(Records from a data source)
◇ ◇ ◇ ◇ ◇
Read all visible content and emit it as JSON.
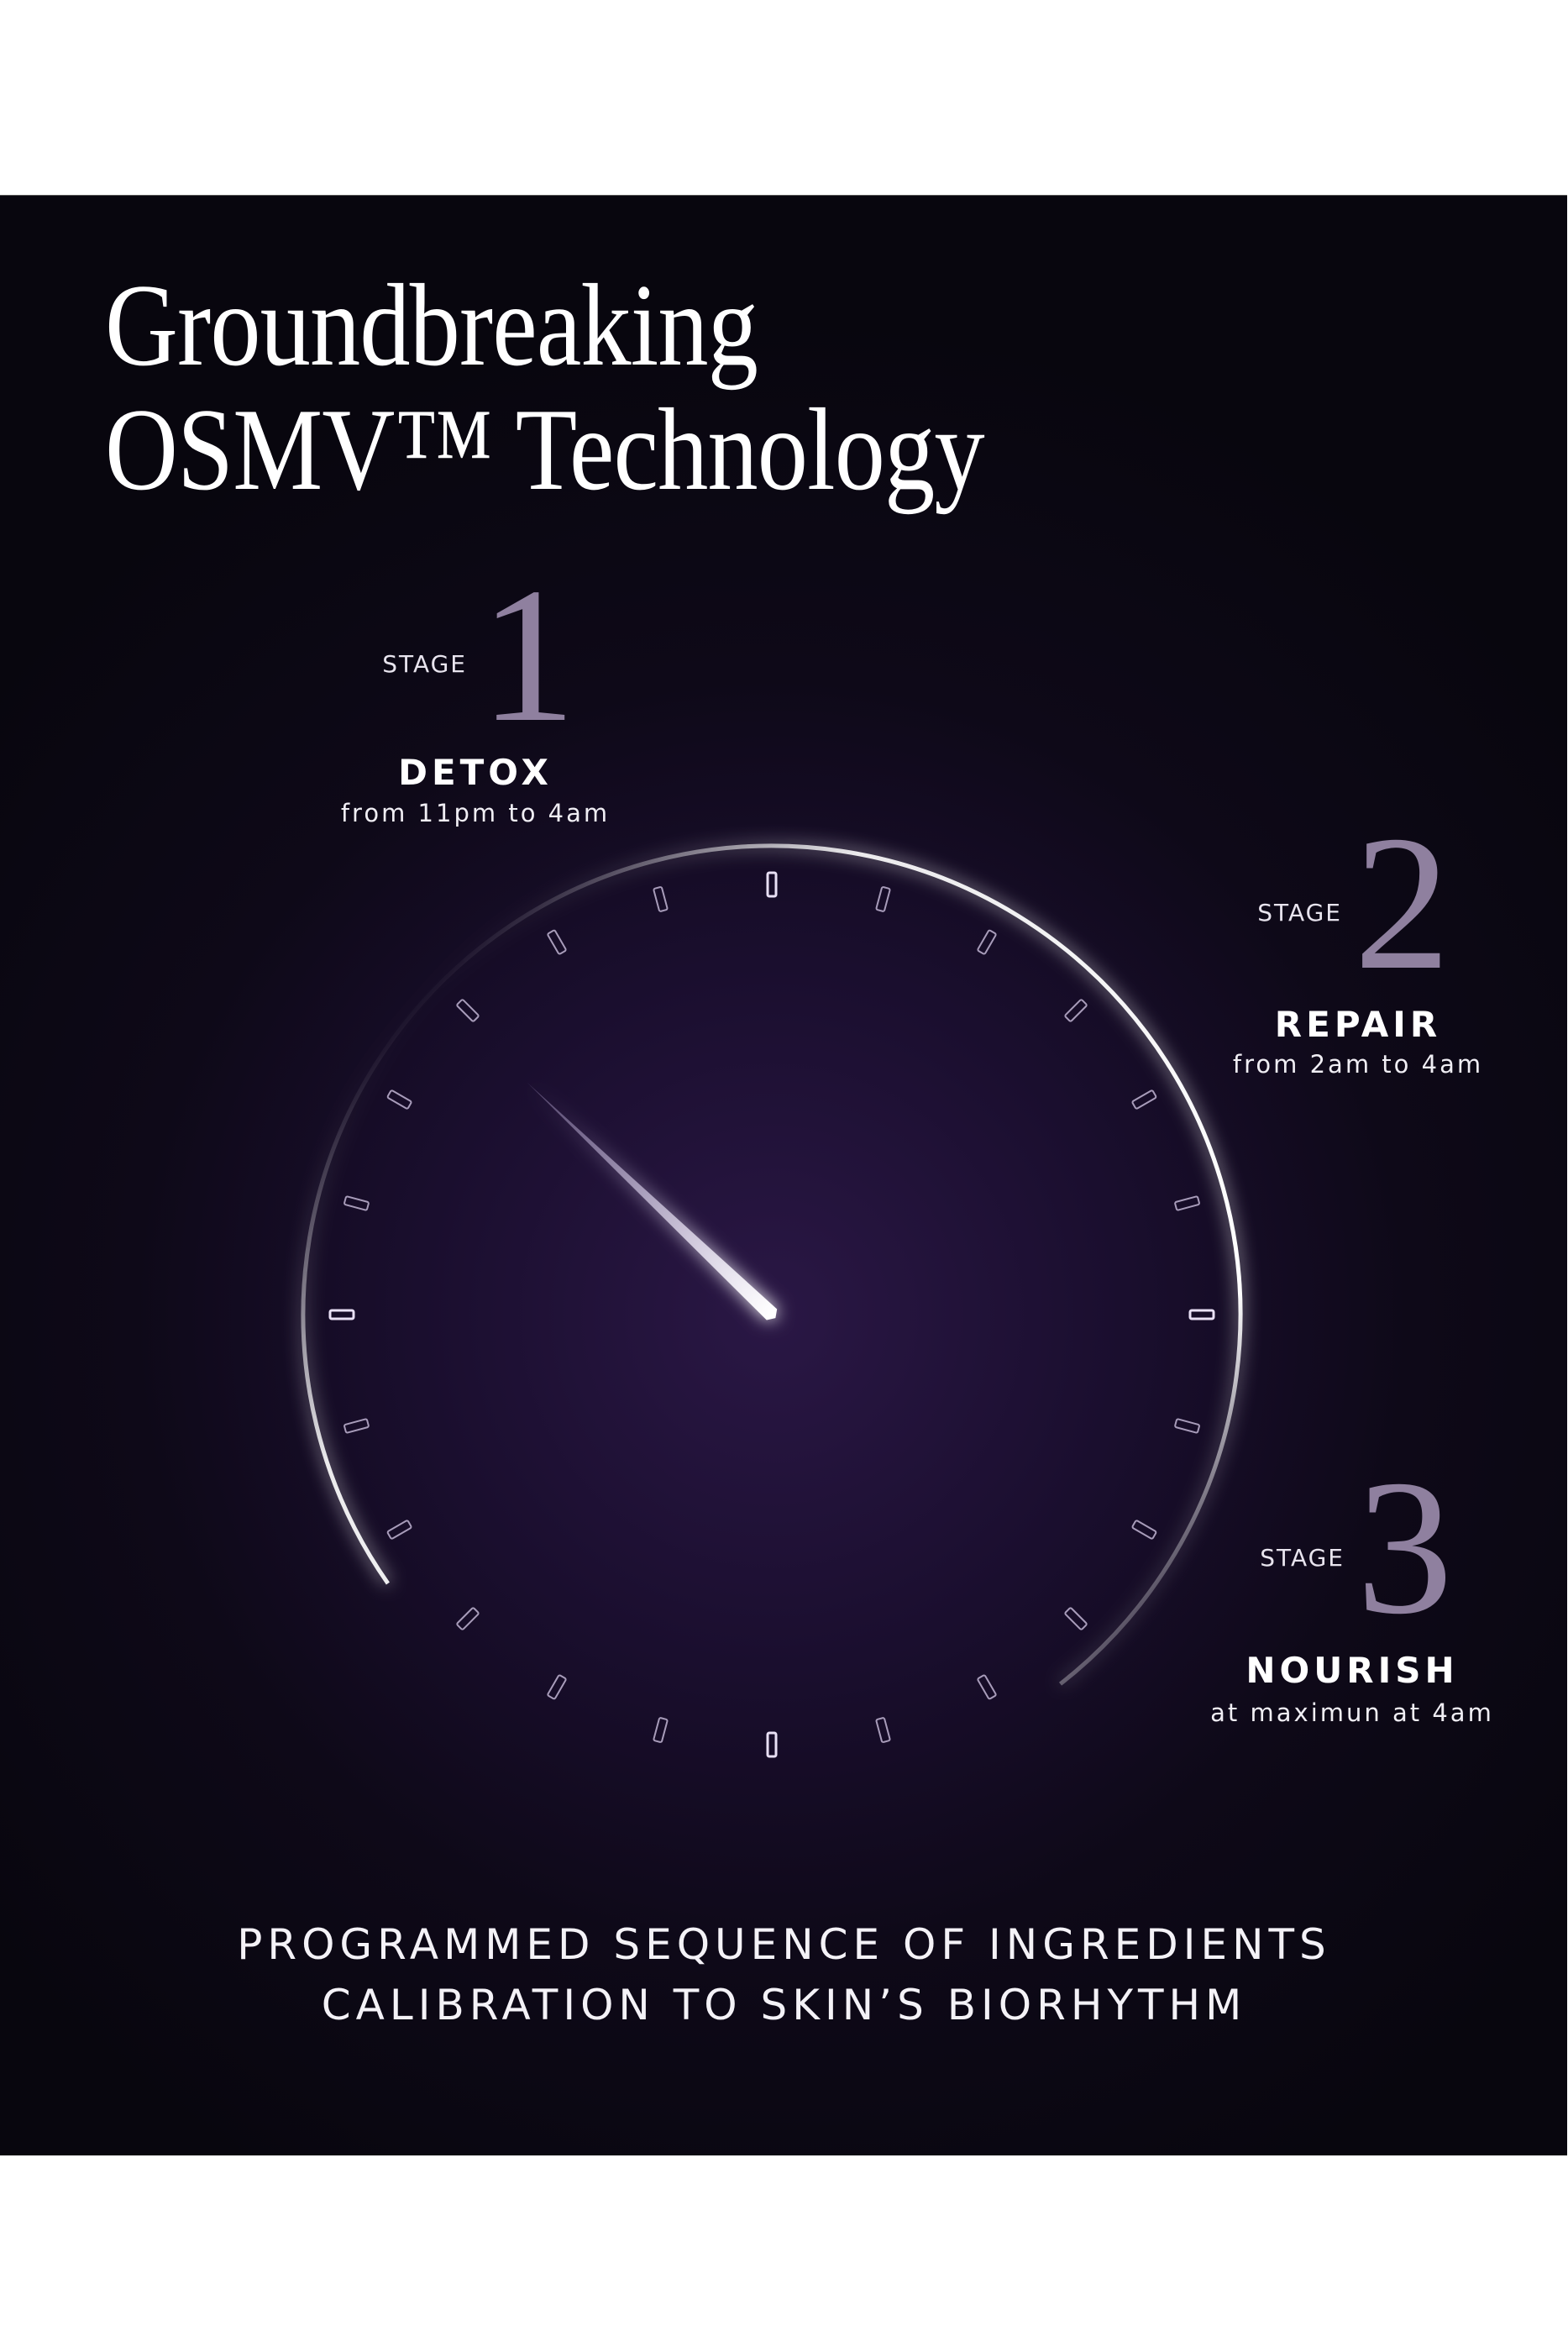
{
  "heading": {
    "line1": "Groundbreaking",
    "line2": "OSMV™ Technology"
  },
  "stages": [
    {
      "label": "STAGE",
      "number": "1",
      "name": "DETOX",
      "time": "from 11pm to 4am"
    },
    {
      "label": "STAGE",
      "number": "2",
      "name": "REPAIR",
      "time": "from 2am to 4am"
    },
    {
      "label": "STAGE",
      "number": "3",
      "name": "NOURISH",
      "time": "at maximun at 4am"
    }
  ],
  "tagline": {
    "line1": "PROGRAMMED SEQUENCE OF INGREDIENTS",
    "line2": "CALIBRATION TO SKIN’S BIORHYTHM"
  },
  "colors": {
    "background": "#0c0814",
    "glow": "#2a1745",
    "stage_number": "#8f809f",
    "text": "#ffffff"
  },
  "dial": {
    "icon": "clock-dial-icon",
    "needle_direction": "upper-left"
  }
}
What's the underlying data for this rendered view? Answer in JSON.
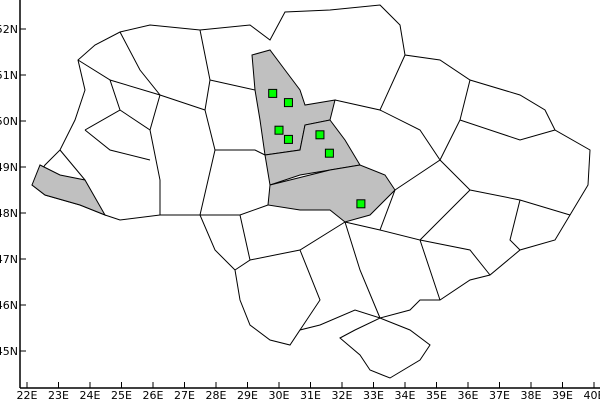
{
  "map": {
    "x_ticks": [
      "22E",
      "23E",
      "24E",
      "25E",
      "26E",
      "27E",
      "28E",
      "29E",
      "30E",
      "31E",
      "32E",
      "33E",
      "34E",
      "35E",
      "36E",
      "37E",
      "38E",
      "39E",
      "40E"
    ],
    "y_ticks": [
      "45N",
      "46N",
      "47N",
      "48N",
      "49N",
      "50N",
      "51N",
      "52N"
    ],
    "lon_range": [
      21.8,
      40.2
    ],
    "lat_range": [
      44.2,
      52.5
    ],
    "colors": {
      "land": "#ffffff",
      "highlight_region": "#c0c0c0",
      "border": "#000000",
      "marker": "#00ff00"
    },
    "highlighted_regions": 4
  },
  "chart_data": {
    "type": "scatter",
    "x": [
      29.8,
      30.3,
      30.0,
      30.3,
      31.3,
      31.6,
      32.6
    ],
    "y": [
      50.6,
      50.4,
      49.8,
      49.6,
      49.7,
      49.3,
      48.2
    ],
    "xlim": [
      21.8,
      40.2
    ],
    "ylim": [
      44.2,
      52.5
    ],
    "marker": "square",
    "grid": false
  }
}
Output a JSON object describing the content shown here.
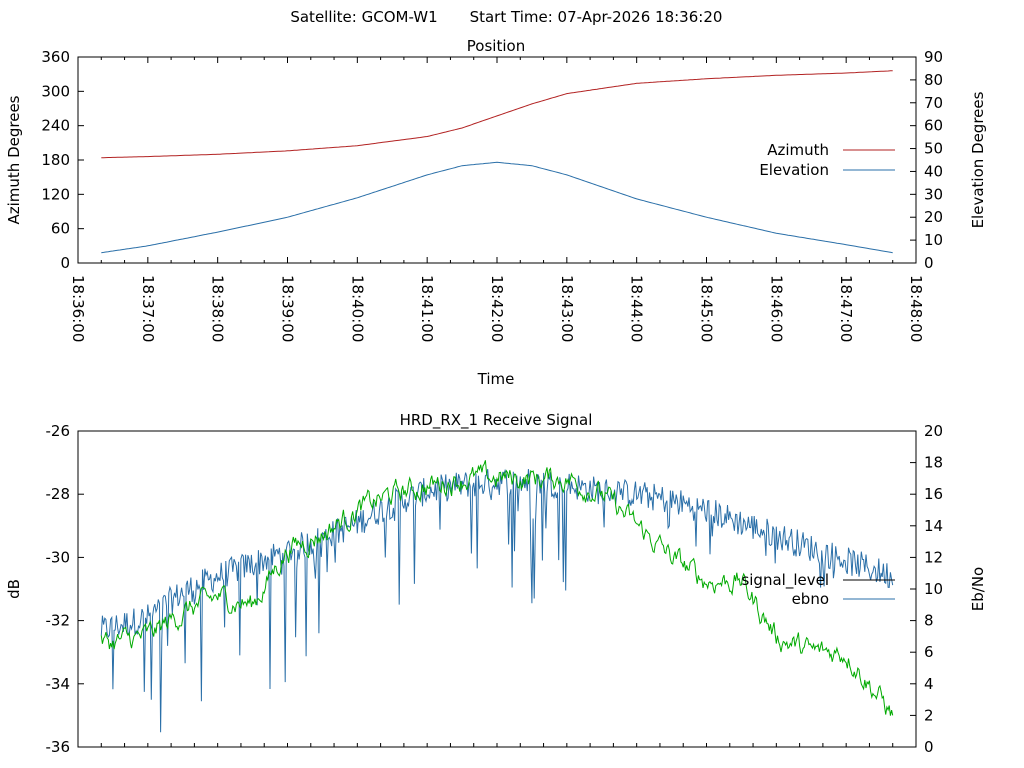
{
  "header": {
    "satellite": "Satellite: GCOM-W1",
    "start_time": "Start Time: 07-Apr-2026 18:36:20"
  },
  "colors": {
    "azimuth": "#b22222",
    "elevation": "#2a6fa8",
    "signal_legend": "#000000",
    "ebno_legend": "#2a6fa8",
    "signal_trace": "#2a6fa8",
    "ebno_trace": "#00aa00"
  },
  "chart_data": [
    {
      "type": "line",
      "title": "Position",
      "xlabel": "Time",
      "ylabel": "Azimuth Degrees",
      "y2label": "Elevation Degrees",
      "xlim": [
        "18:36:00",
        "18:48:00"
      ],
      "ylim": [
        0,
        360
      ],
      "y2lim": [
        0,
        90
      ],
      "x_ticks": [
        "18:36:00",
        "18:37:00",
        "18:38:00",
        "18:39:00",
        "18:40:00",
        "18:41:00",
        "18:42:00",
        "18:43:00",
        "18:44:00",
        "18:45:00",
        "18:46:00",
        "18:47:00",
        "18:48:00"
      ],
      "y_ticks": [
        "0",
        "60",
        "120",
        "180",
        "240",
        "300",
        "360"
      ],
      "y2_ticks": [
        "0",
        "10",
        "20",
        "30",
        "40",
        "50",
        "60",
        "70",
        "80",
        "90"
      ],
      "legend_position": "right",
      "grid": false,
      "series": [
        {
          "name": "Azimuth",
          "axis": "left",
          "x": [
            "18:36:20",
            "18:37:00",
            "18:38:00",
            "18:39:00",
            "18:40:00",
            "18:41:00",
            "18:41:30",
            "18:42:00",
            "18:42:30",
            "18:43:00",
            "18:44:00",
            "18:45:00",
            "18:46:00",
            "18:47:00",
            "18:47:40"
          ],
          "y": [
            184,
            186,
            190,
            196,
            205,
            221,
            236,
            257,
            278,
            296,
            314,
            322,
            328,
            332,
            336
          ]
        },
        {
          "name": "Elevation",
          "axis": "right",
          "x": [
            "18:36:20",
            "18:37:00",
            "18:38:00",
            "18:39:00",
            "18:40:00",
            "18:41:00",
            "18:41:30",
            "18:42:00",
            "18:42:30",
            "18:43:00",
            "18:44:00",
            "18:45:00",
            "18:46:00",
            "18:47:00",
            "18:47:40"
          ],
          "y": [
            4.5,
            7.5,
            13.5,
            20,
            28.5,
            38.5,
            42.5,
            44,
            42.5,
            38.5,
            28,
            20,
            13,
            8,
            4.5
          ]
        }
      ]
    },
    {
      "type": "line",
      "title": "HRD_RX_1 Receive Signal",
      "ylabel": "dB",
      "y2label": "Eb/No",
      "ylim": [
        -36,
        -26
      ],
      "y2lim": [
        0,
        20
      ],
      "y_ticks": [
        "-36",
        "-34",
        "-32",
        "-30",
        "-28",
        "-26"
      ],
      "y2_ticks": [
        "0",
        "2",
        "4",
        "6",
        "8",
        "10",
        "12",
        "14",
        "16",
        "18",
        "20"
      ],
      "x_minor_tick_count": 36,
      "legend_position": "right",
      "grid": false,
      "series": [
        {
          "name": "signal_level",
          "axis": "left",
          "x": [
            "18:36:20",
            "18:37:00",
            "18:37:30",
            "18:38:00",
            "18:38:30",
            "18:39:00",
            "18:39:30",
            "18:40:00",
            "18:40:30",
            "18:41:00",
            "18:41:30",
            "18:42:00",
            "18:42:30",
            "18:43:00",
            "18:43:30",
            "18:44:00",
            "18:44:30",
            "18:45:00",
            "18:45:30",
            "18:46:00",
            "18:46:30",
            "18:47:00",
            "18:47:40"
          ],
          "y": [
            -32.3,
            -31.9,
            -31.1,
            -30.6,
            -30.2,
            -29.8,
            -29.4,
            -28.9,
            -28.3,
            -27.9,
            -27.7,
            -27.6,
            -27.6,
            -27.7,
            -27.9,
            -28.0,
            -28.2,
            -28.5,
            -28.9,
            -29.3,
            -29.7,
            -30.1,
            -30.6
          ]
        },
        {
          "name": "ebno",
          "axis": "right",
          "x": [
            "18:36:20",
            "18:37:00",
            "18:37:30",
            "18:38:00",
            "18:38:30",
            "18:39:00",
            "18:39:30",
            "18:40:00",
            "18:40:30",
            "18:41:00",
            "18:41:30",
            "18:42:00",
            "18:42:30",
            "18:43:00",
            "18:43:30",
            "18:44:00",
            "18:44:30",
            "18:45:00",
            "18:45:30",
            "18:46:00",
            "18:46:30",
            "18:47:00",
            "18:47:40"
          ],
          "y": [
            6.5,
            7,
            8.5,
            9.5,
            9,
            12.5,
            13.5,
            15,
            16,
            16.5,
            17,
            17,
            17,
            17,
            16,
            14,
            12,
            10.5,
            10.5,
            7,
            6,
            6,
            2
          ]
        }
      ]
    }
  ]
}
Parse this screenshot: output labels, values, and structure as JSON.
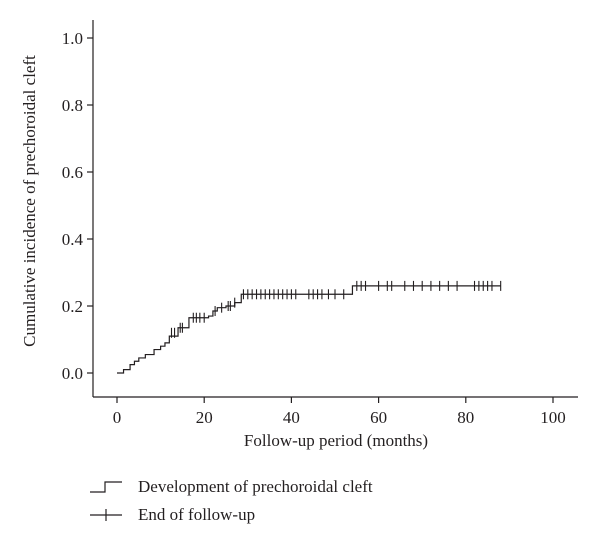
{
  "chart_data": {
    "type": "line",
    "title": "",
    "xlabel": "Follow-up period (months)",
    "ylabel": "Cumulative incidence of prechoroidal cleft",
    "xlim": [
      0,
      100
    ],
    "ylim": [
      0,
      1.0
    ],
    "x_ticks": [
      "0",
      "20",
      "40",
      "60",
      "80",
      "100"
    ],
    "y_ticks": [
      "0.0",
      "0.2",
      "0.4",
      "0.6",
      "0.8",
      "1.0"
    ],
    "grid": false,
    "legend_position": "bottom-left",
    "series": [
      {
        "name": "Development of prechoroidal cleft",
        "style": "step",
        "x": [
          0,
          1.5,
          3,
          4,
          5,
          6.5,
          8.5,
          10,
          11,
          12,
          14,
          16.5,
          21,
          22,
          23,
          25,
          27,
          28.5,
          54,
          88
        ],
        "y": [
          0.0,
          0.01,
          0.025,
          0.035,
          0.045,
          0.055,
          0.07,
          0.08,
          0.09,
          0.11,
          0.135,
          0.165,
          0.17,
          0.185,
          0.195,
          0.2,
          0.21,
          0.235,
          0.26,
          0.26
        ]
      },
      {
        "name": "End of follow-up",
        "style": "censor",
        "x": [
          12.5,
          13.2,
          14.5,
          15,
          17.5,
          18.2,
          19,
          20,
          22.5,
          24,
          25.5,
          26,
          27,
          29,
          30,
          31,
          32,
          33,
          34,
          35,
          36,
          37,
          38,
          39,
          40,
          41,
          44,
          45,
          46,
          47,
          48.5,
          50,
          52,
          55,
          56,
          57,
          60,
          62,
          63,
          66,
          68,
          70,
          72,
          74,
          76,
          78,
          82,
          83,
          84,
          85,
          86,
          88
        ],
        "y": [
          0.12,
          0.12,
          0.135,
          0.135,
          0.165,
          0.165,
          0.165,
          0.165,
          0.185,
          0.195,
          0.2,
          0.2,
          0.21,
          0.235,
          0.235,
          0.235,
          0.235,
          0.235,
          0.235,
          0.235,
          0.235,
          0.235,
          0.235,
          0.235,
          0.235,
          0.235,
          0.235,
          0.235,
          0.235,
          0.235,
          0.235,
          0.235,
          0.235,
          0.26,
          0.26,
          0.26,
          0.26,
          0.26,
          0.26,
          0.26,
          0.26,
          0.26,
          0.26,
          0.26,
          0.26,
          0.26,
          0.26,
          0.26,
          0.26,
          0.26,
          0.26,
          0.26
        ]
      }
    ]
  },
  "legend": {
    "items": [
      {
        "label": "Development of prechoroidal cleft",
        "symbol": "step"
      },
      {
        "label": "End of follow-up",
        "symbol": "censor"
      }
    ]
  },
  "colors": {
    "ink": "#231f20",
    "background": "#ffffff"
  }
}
◇ ◇ ◇ ◇ ◇
• _What is asked_: Report how many lines of the entries hold the string "Degrees". Provide the number alone.

• _Worked answer_: 2